» Reading text
>>>

Credit Card Rules
Credit Cards – Finally a law for consumers
When it comes to credit cards, there are new rules in effect as of August 2009, and you need to be aware of them. First of all you need to know that these rules although watered down, protect you the consumer, and not the banks. Credit Cards and the new rules would never have been put into effect if the Republicans still controlled the Congress because the banks have made major political contributions to the Republican war chests for years. The act creating these changes is the Credit Card Act of 2009. The real name is the Credit Card Accountability, Responsibility and Disclosure (CARD) Act.
So what are the new rules for credit cards?
- Banks must give you a warning with a minimum of 45 days regarding changes they want to make to your account(s). Prior to the new rule, they had to under the old laws give you only 15 days notification. However if you are in default, than interest-rate increases would go into effect now, and the 15 day rule does not apply.
- Have you noticed that some banks send you a credit card bill, and it seems like it’s due immediately? That’s because they want you to be late. They love that ridiculous late fee, which allows them to screw the consumer over. Well under the new credit card laws, the banks must now give you a minimum of 21 days to pay the bill, before they can serve you up a late fee.
- Prior to this law going into effect, the banks had the right to offer you an opt-out option. It was their right, not yours. Now you have the right to say no to interest-rate increases. You also have the right to cancel your account while you pay off the balance with the old lower interest rates attached. This is a major plus. It means the banks cannot pick your high balance account and target it by telling you that they are going to charge you a higher fee. You can now walk away from the higher interest rates. You must still pay the balance off, but you don’t have to accept higher rates. Good for the consumer, and too bad for the banks.
- There are other parts to the credit card bill. Among them are limitations on increases in interest rates. There is also a ban on marketing and issuing new credit cards to young people under the age of majority. In February of 2010, there will be a host of new regulations on gift cards.
- The banks get nailed again in July of 2010 when new requirements come into play once again. This time there will be much more disclosure regarding fees, as well as rates and terms that must be on the monthly statements. There will also be new rules on credit card applications and mailers that you and I are accustomed to getting.
- These new rules are the result of Congressional action in conjunction with regulations set by the Federal Reserve Board, as well as federal banking regulators.
More Vital Points that YOU Need to KNOW!!!>
- The way the banks have designed their credit card programs will have to go through a complete overhaul. It’s no different than an army being outfitted for the wrong war. The business models they currently employ are now obsolete.
- In anticipation of the changes above, the banks have already raised rates on their existing cards to beat the timing of the laws. This is because the law now makes these changes very difficult.

<<<

» Provided data
>>>

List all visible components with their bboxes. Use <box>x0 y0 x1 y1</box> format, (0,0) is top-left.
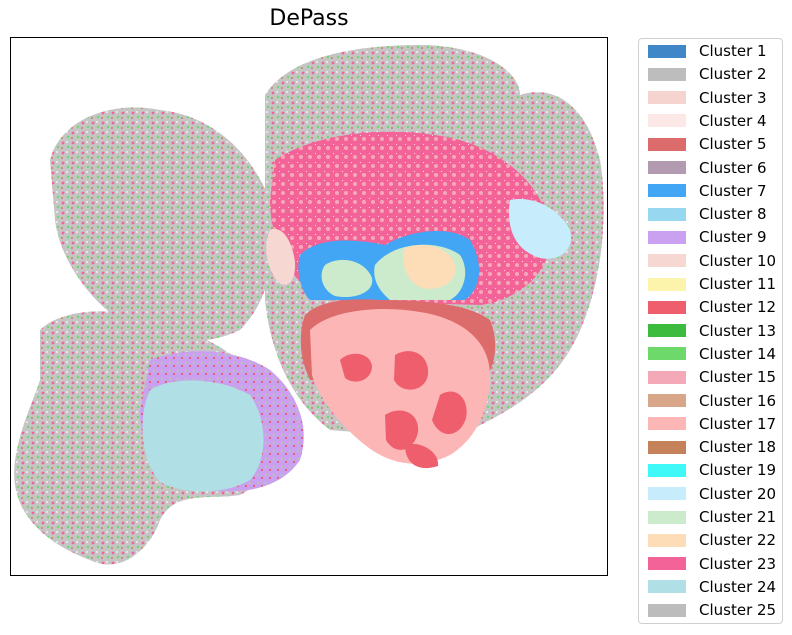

<<<

» Required tasks
1. In the credit card rules article, what minimum number of days' warning must banks now give before making changes to an account?
2. Write the next part of the credit card rules article, picking up after its final sentence.
The material comes from a different source than the credit card rules article.

» Answers for the exercise
1. A minimum of 45 days.

2.
- If a consumer rejects changes in the terms of his credit card, the banks in turn cannot ask the consumer to render full payment of the outstanding balance. They can’t even charge monthly maintenance fees on accounts closed by consumers due to a change in terms.
- Think what this means for the banks. If they have a credit card holder who they feel is more risky now than 3 months ago, the bank no longer has the right to arbitrarily change the terms of the account.
- All banks are expected to comply with the government imposed deadlines.
- The first bank to implement all aspects of the new Act prior to the deadline is Wells Fargo. They made the changes in July.
- It is expected that banks will now dump the riskiest customers under the new Act. They will no longer be profitable.
- The so called rewards cards will no longer be so rewarding. The banks will have to cut back on these sorts of programs.
- What about the grace period. As you know, when you charge something, if you pay off the balance on the next statement, you are not charged interest. Banks are now considering charging interest on a purchase regardless of whether or not you pay it off on the next statement. This is OUTRAGEOUS.
- The big downside here is probably a tightening of credit card availability and consumers having less access to credit through this vehicle.
- The 80-20 rules applies to credit cards. The top 10 bank credit cards control as much as 90 percent of the credit card market.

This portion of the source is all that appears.